■ DIRECTIONS FOR THIS TASK ■
Skip the pictures and repeat each line of the data exactly.
- - -
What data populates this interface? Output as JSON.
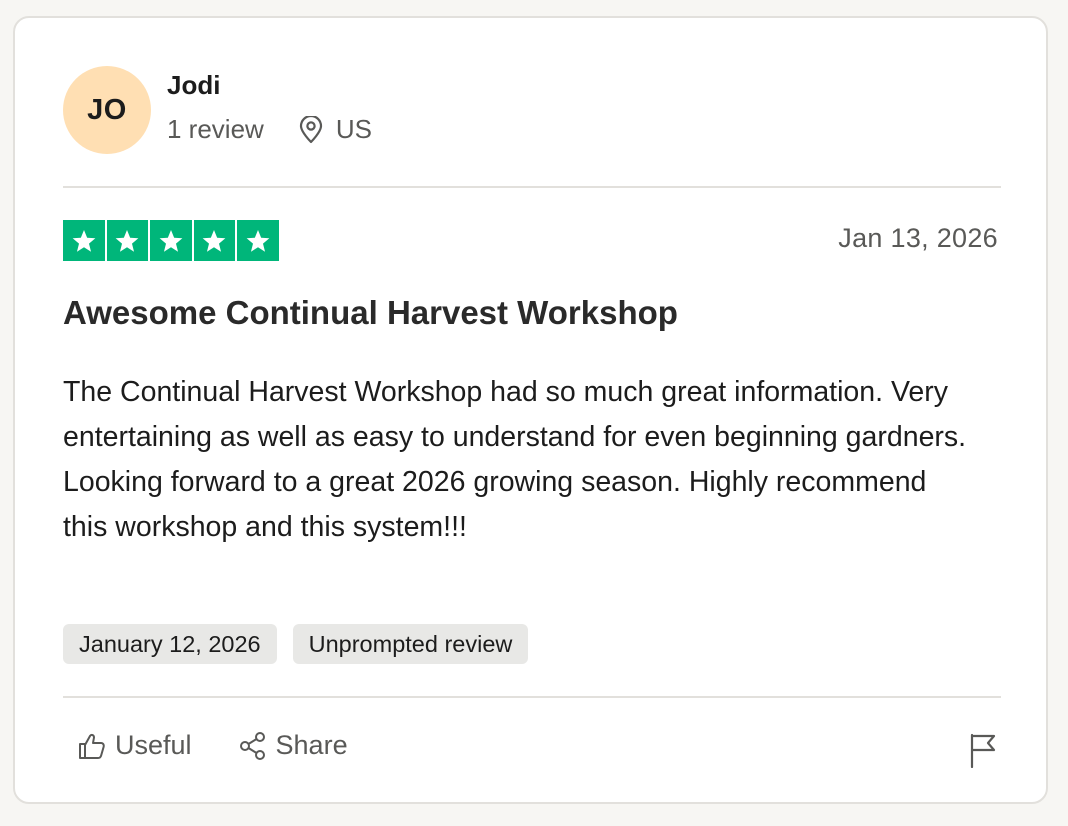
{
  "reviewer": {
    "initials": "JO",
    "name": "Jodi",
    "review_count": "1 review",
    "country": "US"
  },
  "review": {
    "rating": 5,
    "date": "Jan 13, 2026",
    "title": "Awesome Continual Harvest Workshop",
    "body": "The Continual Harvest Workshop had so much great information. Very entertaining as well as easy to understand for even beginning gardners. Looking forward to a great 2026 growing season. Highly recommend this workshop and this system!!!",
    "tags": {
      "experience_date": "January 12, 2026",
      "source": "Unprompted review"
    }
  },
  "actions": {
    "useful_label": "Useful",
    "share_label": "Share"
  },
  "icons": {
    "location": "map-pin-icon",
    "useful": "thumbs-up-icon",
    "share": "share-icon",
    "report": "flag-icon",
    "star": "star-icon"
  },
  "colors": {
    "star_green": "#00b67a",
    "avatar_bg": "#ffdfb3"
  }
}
- - -
■ OUTPUT ■
What data populates this interface? Output as JSON.
{
  "reviewer": {
    "initials": "JO",
    "name": "Jodi",
    "review_count": "1 review",
    "country": "US"
  },
  "review": {
    "rating": 5,
    "date": "Jan 13, 2026",
    "title": "Awesome Continual Harvest Workshop",
    "body": "The Continual Harvest Workshop had so much great information. Very entertaining as well as easy to understand for even beginning gardners. Looking forward to a great 2026 growing season. Highly recommend this workshop and this system!!!",
    "tags": {
      "experience_date": "January 12, 2026",
      "source": "Unprompted review"
    }
  },
  "actions": {
    "useful_label": "Useful",
    "share_label": "Share"
  },
  "icons": {
    "location": "map-pin-icon",
    "useful": "thumbs-up-icon",
    "share": "share-icon",
    "report": "flag-icon",
    "star": "star-icon"
  },
  "colors": {
    "star_green": "#00b67a",
    "avatar_bg": "#ffdfb3"
  }
}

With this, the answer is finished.